**Brief:** Copy out every line in the entries below that includes "title".

**Dataset content:**
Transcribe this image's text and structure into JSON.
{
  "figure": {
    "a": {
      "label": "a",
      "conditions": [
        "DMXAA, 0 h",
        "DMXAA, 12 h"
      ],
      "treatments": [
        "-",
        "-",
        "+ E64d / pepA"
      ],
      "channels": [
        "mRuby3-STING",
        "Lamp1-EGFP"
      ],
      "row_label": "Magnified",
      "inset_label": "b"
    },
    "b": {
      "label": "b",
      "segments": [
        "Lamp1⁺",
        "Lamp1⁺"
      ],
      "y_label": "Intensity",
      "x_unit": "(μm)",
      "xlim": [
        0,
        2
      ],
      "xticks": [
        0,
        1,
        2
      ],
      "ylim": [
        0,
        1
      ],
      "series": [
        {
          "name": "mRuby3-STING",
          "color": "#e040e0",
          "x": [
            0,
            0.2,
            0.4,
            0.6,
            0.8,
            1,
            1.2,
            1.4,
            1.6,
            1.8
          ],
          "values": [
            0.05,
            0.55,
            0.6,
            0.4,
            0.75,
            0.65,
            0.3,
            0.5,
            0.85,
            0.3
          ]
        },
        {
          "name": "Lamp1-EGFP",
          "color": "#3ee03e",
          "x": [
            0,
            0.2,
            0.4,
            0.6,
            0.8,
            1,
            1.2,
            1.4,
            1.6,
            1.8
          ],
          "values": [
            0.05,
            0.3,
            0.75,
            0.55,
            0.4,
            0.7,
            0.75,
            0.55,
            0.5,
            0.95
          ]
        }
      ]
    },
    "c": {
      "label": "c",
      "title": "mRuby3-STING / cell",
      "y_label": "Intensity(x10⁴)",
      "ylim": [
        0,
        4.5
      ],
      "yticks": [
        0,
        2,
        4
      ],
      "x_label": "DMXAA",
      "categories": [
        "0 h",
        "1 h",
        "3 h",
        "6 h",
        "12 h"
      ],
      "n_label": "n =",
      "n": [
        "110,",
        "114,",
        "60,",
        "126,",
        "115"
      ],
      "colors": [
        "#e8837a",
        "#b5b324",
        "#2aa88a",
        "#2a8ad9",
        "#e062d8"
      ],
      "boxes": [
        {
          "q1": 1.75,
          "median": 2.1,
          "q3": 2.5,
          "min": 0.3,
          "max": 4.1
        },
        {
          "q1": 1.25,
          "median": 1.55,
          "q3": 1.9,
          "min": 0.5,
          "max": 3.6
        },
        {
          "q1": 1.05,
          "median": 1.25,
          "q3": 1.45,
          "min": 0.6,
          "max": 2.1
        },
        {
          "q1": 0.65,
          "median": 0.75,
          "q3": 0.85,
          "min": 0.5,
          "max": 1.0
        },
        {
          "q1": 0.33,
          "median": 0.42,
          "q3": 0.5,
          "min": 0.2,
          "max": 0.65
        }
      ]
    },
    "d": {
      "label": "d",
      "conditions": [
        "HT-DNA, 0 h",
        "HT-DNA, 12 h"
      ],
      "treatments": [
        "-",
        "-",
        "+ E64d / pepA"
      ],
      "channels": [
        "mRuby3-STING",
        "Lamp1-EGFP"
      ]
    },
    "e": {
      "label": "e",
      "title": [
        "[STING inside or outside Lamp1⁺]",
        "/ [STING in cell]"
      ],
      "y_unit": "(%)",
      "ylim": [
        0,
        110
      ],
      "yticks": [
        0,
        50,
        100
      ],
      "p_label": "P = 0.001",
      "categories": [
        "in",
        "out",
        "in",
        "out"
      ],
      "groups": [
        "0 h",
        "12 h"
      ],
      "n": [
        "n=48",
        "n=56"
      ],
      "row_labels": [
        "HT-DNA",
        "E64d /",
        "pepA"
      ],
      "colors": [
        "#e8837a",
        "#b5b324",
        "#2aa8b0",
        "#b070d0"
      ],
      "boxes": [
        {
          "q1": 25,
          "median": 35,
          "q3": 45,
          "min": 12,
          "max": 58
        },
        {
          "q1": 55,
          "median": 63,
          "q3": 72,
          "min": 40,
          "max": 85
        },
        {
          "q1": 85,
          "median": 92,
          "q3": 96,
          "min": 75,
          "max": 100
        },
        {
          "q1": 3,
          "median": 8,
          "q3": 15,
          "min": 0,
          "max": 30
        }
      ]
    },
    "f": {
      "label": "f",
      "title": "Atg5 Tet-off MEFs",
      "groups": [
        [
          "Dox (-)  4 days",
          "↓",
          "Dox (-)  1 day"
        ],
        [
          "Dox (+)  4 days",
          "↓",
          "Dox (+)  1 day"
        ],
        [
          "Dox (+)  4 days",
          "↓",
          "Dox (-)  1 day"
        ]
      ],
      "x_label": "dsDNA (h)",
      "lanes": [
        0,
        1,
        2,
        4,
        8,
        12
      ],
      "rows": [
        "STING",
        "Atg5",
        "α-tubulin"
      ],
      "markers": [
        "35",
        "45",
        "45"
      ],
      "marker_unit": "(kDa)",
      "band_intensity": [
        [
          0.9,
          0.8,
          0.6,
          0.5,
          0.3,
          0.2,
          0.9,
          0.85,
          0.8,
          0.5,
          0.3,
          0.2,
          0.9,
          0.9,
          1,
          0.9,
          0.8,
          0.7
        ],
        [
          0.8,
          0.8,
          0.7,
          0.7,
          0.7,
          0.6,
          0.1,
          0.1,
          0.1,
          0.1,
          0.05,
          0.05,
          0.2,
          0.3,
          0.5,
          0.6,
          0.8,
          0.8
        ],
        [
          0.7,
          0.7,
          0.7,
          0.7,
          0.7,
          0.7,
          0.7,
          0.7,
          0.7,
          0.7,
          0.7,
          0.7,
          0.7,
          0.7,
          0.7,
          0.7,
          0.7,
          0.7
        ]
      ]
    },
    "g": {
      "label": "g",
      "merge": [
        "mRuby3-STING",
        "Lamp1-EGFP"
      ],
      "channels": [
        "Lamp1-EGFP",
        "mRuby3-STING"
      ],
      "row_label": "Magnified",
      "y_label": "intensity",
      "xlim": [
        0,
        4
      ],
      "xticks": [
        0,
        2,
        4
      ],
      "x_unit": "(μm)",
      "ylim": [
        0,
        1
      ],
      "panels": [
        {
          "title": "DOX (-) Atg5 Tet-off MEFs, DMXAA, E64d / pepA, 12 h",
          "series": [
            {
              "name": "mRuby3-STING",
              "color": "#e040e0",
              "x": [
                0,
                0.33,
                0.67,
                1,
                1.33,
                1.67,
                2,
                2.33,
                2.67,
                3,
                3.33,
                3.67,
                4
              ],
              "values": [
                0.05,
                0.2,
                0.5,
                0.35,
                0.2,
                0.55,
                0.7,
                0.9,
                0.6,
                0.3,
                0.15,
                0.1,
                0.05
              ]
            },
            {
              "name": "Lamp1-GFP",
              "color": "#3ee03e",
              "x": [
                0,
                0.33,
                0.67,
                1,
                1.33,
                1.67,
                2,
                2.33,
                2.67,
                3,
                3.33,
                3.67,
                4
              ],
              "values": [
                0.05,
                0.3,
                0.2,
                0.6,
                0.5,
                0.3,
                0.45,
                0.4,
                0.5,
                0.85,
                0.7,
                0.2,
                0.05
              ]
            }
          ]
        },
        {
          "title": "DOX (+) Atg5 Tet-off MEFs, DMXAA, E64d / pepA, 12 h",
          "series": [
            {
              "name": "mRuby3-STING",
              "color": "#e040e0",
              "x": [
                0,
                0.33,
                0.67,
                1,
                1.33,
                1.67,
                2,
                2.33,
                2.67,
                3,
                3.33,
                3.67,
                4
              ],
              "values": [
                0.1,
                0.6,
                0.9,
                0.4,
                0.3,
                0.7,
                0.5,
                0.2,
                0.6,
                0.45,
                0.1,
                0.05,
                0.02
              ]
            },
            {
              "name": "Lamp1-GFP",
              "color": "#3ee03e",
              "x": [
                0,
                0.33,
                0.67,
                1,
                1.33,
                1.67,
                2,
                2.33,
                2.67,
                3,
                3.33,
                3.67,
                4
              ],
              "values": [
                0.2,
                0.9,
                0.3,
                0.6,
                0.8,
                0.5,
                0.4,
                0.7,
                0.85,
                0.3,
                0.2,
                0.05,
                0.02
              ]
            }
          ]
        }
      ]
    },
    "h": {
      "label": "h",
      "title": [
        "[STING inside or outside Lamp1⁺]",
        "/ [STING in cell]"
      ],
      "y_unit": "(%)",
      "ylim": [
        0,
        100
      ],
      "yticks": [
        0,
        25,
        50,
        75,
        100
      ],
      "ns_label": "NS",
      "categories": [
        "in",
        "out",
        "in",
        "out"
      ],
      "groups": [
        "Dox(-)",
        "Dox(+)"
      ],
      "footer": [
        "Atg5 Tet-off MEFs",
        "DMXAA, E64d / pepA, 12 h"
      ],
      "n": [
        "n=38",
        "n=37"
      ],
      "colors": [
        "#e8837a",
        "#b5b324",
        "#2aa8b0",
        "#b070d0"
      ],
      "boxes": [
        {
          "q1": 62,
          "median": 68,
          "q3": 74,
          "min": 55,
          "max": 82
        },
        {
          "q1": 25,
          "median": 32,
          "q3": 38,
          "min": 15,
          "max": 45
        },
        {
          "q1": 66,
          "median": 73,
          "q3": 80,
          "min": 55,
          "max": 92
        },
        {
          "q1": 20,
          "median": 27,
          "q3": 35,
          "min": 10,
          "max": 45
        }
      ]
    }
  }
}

**Output:**
      "title": "mRuby3-STING / cell",
      "title": [
      "title": "Atg5 Tet-off MEFs",
          "title": "DOX (-) Atg5 Tet-off MEFs, DMXAA, E64d / pepA, 12 h",
          "title": "DOX (+) Atg5 Tet-off MEFs, DMXAA, E64d / pepA, 12 h",
      "title": [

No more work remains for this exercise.